### WORK TO BE COMPLETED
Go through the entries below and pick out every line with "JSON".
+++ INFORMATION PROVIDED +++
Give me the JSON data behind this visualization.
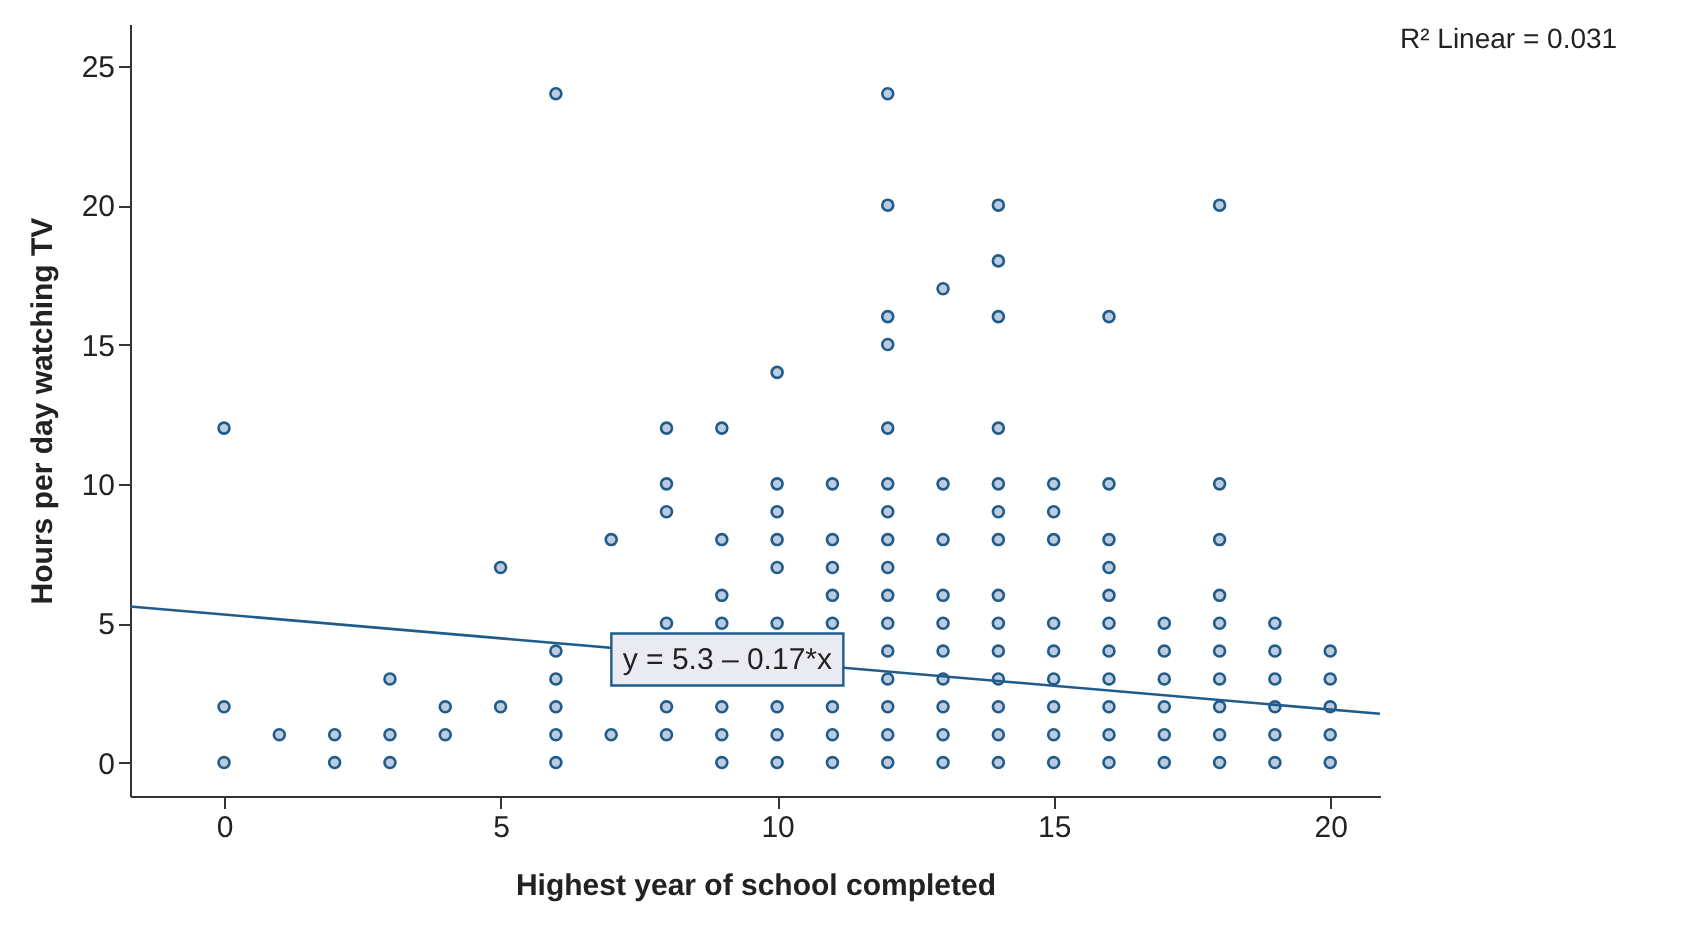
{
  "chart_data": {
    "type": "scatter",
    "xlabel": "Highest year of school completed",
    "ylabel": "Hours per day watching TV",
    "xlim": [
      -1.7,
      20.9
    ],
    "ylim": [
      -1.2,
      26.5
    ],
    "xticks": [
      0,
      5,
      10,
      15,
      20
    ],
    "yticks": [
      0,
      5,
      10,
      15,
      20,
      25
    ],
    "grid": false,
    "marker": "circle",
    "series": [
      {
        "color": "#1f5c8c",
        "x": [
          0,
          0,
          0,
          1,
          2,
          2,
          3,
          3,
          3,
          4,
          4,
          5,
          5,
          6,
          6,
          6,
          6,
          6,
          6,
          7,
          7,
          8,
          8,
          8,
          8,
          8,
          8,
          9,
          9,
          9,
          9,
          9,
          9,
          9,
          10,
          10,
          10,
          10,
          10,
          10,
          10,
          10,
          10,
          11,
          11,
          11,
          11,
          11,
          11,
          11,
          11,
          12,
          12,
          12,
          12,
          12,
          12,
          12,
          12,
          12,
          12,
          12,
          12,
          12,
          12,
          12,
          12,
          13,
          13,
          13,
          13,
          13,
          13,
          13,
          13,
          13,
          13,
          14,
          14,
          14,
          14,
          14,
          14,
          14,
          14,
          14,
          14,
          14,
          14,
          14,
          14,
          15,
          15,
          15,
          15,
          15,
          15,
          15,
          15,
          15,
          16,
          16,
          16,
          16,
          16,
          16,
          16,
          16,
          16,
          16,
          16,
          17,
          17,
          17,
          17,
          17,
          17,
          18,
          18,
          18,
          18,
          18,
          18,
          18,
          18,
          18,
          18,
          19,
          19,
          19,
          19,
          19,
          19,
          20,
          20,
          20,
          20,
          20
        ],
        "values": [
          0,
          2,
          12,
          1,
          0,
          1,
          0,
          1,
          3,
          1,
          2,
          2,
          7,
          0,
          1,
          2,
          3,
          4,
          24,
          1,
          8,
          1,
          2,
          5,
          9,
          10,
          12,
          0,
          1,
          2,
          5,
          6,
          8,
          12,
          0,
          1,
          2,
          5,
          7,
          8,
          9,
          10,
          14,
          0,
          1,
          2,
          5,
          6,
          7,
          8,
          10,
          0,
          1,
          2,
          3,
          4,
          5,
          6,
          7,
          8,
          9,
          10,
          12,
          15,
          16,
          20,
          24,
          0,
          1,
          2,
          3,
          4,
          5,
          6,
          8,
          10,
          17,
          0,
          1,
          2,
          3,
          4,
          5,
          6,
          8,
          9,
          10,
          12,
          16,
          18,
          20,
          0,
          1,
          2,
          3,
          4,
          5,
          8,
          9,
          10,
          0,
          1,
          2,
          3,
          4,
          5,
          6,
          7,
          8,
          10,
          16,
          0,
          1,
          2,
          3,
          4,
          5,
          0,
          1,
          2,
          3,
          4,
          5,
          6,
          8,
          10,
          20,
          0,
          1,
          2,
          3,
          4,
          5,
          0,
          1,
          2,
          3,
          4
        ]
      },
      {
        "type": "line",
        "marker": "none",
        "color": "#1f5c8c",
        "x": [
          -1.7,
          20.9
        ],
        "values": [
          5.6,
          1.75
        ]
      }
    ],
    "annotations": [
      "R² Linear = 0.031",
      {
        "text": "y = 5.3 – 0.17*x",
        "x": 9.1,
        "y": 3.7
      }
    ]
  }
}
+++
+++ INFORMATION PROVIDED +++
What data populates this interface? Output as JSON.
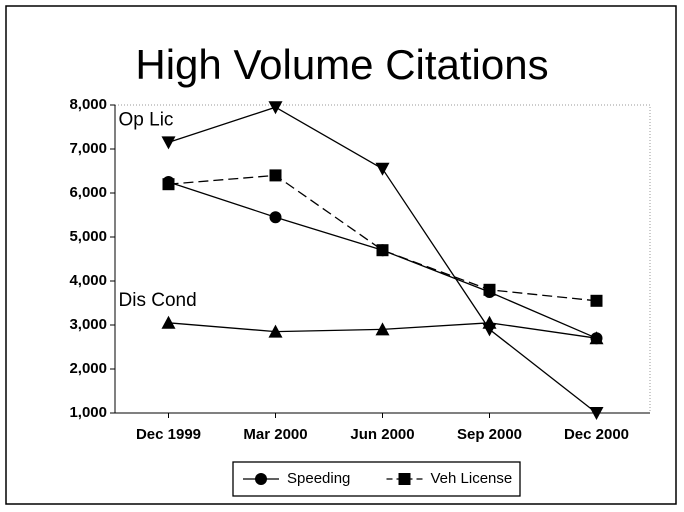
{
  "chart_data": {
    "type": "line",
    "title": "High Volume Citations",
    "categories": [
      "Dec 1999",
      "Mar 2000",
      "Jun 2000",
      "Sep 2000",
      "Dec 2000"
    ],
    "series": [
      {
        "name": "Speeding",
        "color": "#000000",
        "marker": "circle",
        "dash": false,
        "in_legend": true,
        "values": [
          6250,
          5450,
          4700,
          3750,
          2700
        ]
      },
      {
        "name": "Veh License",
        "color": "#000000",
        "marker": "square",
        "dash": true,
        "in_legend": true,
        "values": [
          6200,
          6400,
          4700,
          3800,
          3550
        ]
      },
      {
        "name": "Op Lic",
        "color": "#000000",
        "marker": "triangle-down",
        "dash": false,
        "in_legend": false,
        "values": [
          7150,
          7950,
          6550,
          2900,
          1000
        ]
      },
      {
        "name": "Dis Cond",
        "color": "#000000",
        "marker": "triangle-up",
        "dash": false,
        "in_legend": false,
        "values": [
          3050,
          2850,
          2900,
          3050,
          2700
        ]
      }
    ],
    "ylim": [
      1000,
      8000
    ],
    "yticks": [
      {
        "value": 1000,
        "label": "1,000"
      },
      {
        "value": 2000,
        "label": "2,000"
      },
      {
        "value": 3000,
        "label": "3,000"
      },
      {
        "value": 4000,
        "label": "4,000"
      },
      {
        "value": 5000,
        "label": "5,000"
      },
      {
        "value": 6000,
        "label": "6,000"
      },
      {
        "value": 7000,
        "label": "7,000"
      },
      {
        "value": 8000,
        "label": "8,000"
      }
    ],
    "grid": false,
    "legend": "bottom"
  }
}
+++
+++ INFORMATION PROVIDED +++
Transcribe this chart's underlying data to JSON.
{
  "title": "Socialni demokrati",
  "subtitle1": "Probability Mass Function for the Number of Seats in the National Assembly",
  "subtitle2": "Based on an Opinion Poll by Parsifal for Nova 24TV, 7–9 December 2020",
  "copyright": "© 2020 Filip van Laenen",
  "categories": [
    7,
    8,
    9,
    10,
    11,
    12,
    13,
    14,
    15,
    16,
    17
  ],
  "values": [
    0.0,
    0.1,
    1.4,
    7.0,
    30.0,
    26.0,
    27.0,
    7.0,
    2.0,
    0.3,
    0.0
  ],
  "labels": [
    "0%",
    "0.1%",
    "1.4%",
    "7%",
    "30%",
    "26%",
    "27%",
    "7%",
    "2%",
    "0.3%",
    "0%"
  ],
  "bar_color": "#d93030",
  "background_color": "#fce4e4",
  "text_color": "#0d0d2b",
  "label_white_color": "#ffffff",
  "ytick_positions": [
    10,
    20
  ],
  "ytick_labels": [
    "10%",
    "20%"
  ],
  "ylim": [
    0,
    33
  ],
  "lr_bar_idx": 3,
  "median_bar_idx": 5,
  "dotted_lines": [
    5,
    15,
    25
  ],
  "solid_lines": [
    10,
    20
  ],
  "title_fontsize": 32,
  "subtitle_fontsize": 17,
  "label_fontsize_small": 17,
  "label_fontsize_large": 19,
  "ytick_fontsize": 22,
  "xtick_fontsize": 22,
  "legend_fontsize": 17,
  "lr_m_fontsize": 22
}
+++
### RESULT
Give me the JSON data behind this visualization.
What data populates this interface? Output as JSON.
Transcribe this chart's underlying data to JSON.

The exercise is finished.